(begin)

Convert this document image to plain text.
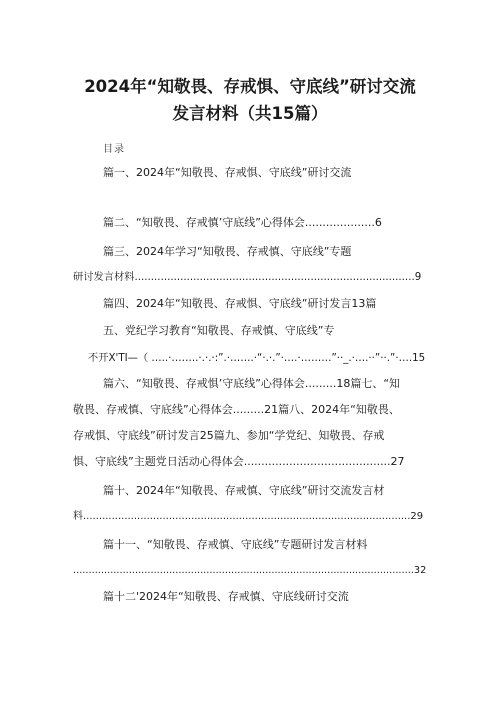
2024年“知敬畏、存戒惧、守底线”研讨交流
发言材料（共15篇）
目录
篇一、2024年“知敬畏、存戒惧、守底线”研讨交流
篇二、“知敬畏、存戒慎’守底线”心得体会....................6
篇三、2024年学习“知敬畏、存戒慎、守底线”专题
研讨发言材料......................................................................................9
篇四、2024年“知敬畏、存戒惧、守底线”研讨发言13篇
五、党纪学习教育“知敬畏、存戒慎、守底线”专
不开X'TI—（ …..·……..·.·.·:”.·…….·“·.·.”·….·………”··_.·….··”··.”·….15
篇六、“知敬畏、存戒惧’守底线”心得体会.........18篇七、“知
敬畏、存戒慎、守底线”心得体会.........21篇八、2024年“知敬畏、
存戒惧、守底线”研讨发言25篇九、参加“学党纪、知敬畏、存戒
惧、守底线”主题党日活动心得体会..........................................27
篇十、2024年“知敬畏、存戒慎、守底线”研讨交流发言材
料.......................................................................................................29
篇十一、“知敬畏、存戒慎、守底线”专题研讨发言材料
..............................................................................................................32
篇十二'2024年“知敬畏、存戒慎、守底线研讨交流
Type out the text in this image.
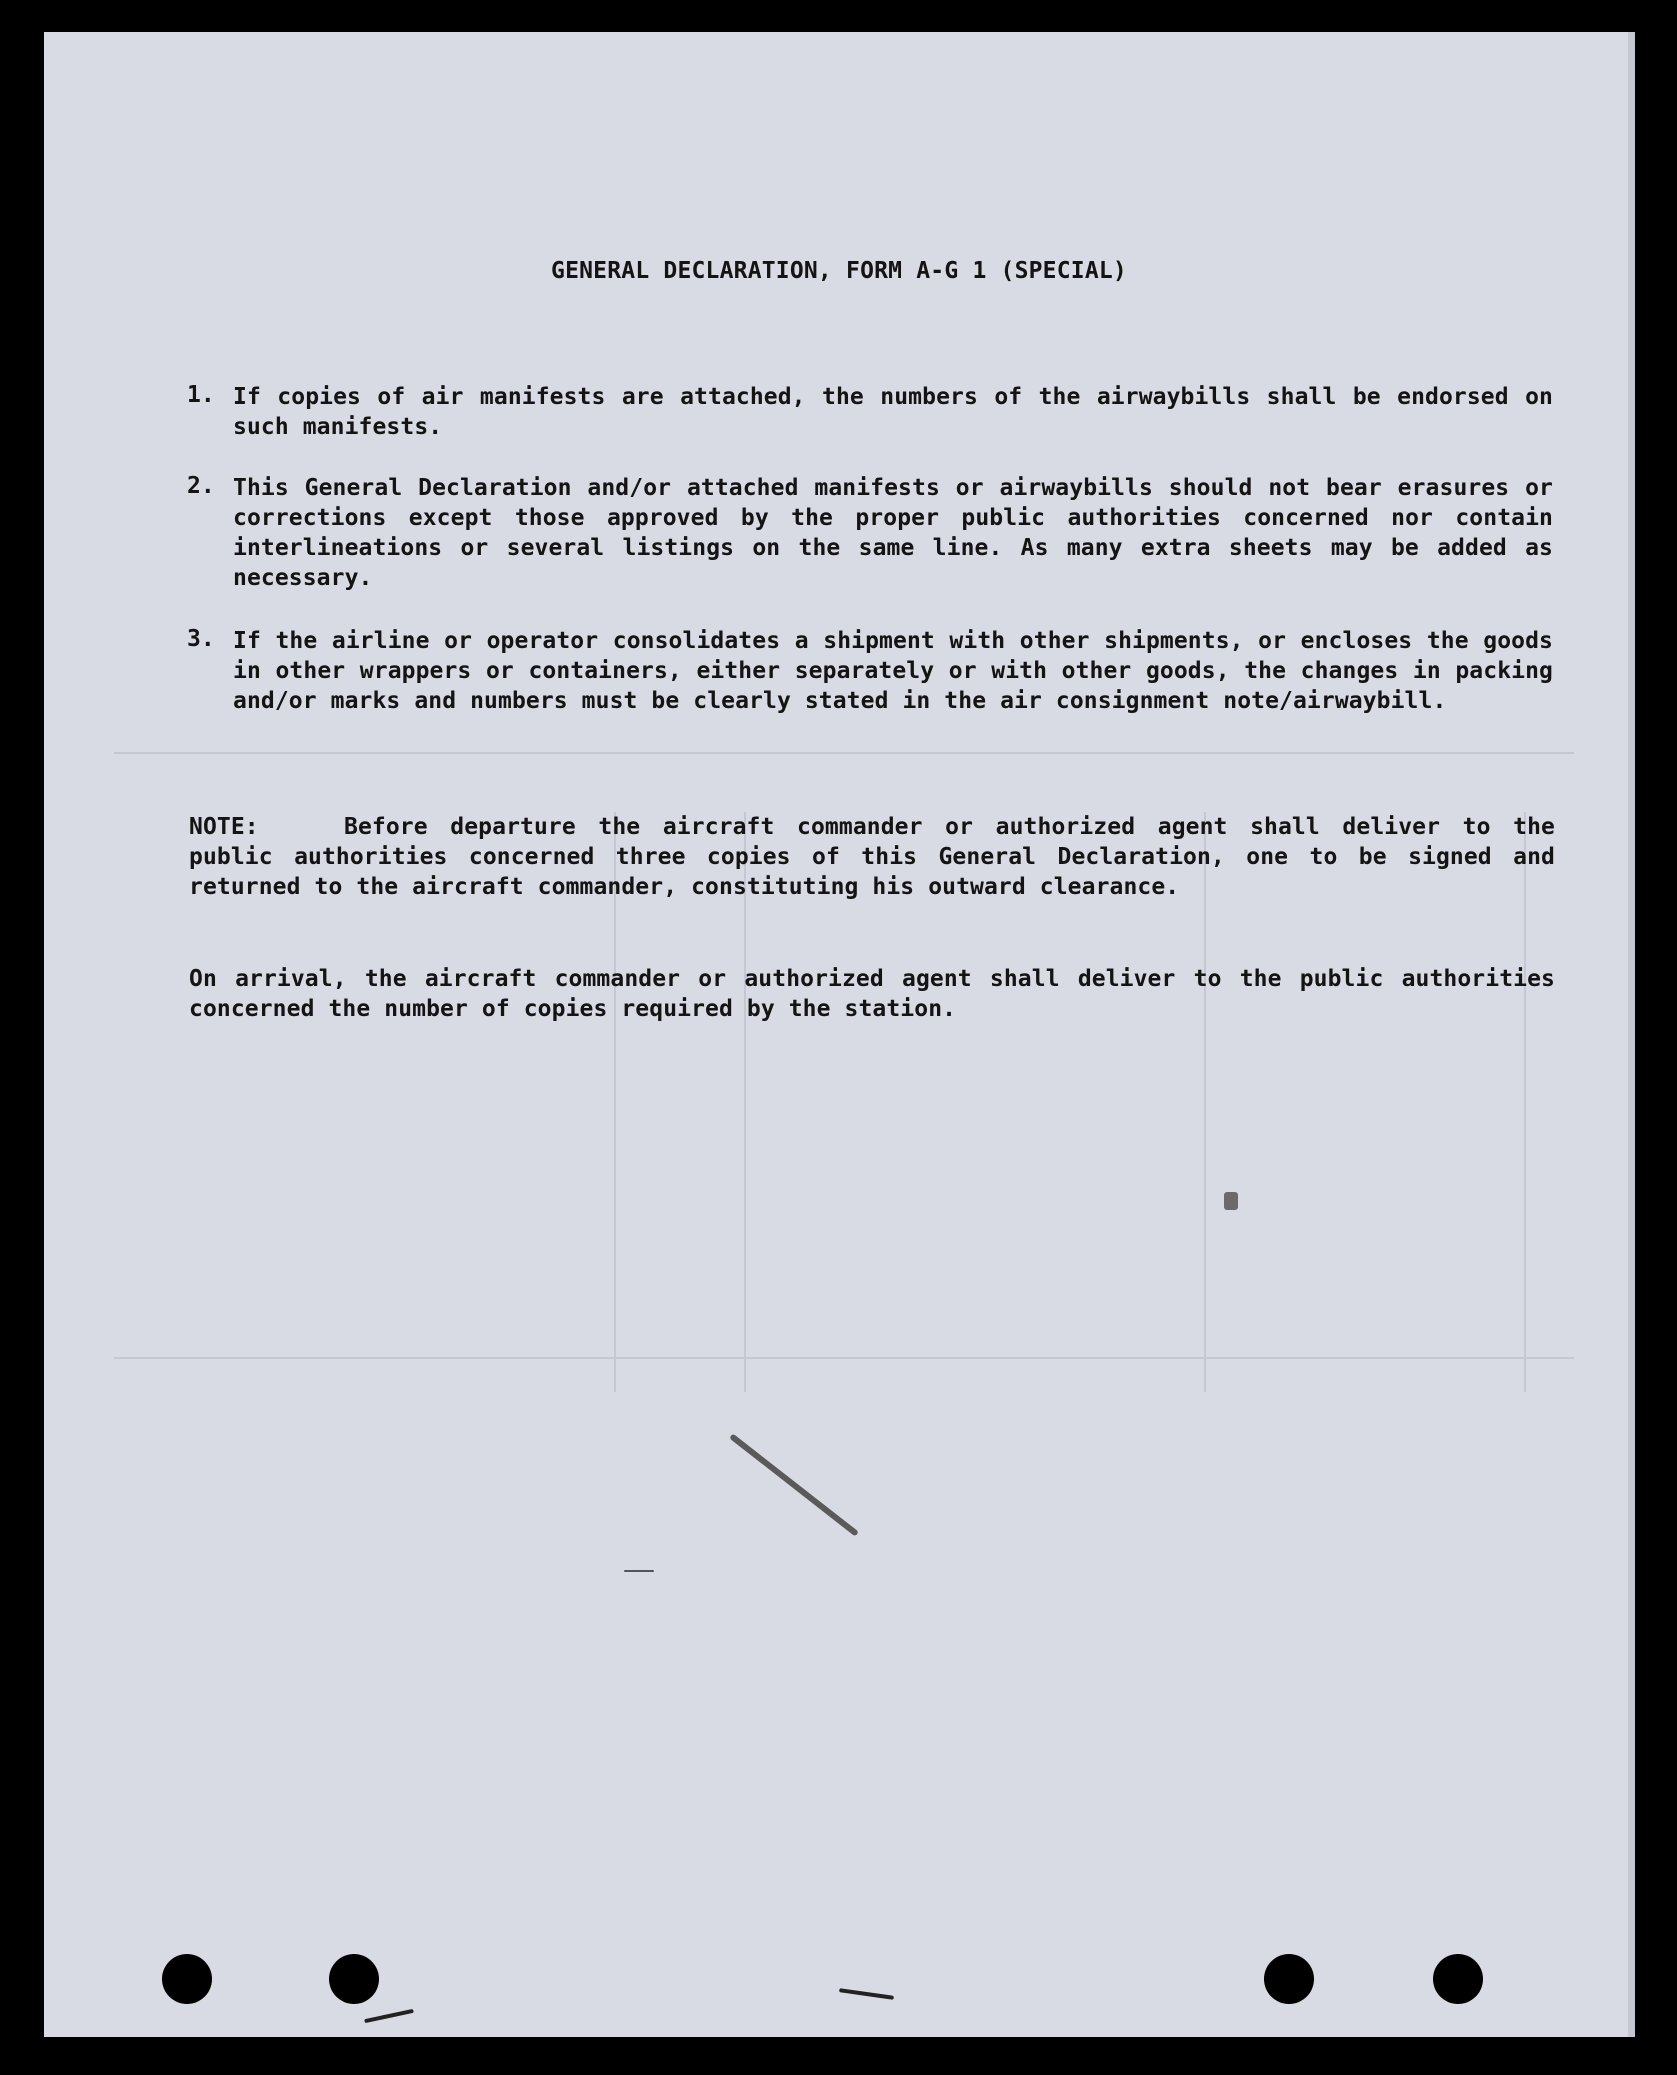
GENERAL DECLARATION, FORM A-G 1 (SPECIAL)
1. If copies of air manifests are attached, the numbers of the airwaybills shall be endorsed on such manifests.
2. This General Declaration and/or attached manifests or airwaybills should not bear erasures or corrections except those approved by the proper public authorities concerned nor contain interlineations or several listings on the same line. As many extra sheets may be added as necessary.
3. If the airline or operator consolidates a shipment with other shipments, or encloses the goods in other wrappers or containers, either separately or with other goods, the changes in packing and/or marks and numbers must be clearly stated in the air consignment note/airwaybill.
NOTE:	Before departure the aircraft commander or authorized agent shall deliver to the public authorities concerned three copies of this General Declaration, one to be signed and returned to the aircraft commander, constituting his outward clearance.
On arrival, the aircraft commander or authorized agent shall deliver to the public authorities concerned the number of copies required by the station.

(end)

Without including the pictures, reproduce all entries exactly.

* [Solved exercise]:
Convert this document image to plain text.
2024年“知敬畏、存戒惧、守底线”研讨交流
发言材料（共15篇）
目录
篇一、2024年“知敬畏、存戒惧、守底线”研讨交流
篇二、“知敬畏、存戒慎’守底线”心得体会....................6
篇三、2024年学习“知敬畏、存戒慎、守底线”专题
研讨发言材料......................................................................................9
篇四、2024年“知敬畏、存戒惧、守底线”研讨发言13篇
五、党纪学习教育“知敬畏、存戒慎、守底线”专
不开X'TI—（ …..·……..·.·.·:”.·…….·“·.·.”·….·………”··_.·….··”··.”·….15
篇六、“知敬畏、存戒惧’守底线”心得体会.........18篇七、“知
敬畏、存戒慎、守底线”心得体会.........21篇八、2024年“知敬畏、
存戒惧、守底线”研讨发言25篇九、参加“学党纪、知敬畏、存戒
惧、守底线”主题党日活动心得体会..........................................27
篇十、2024年“知敬畏、存戒慎、守底线”研讨交流发言材
料.......................................................................................................29
篇十一、“知敬畏、存戒慎、守底线”专题研讨发言材料
..............................................................................................................32
篇十二'2024年“知敬畏、存戒慎、守底线研讨交流
Type out the text in this image.
GENERAL DECLARATION, FORM A-G 1 (SPECIAL)
1. If copies of air manifests are attached, the numbers of the airwaybills shall be endorsed on such manifests.
2. This General Declaration and/or attached manifests or airwaybills should not bear erasures or corrections except those approved by the proper public authorities concerned nor contain interlineations or several listings on the same line. As many extra sheets may be added as necessary.
3. If the airline or operator consolidates a shipment with other shipments, or encloses the goods in other wrappers or containers, either separately or with other goods, the changes in packing and/or marks and numbers must be clearly stated in the air consignment note/airwaybill.
NOTE:	Before departure the aircraft commander or authorized agent shall deliver to the public authorities concerned three copies of this General Declaration, one to be signed and returned to the aircraft commander, constituting his outward clearance.
On arrival, the aircraft commander or authorized agent shall deliver to the public authorities concerned the number of copies required by the station.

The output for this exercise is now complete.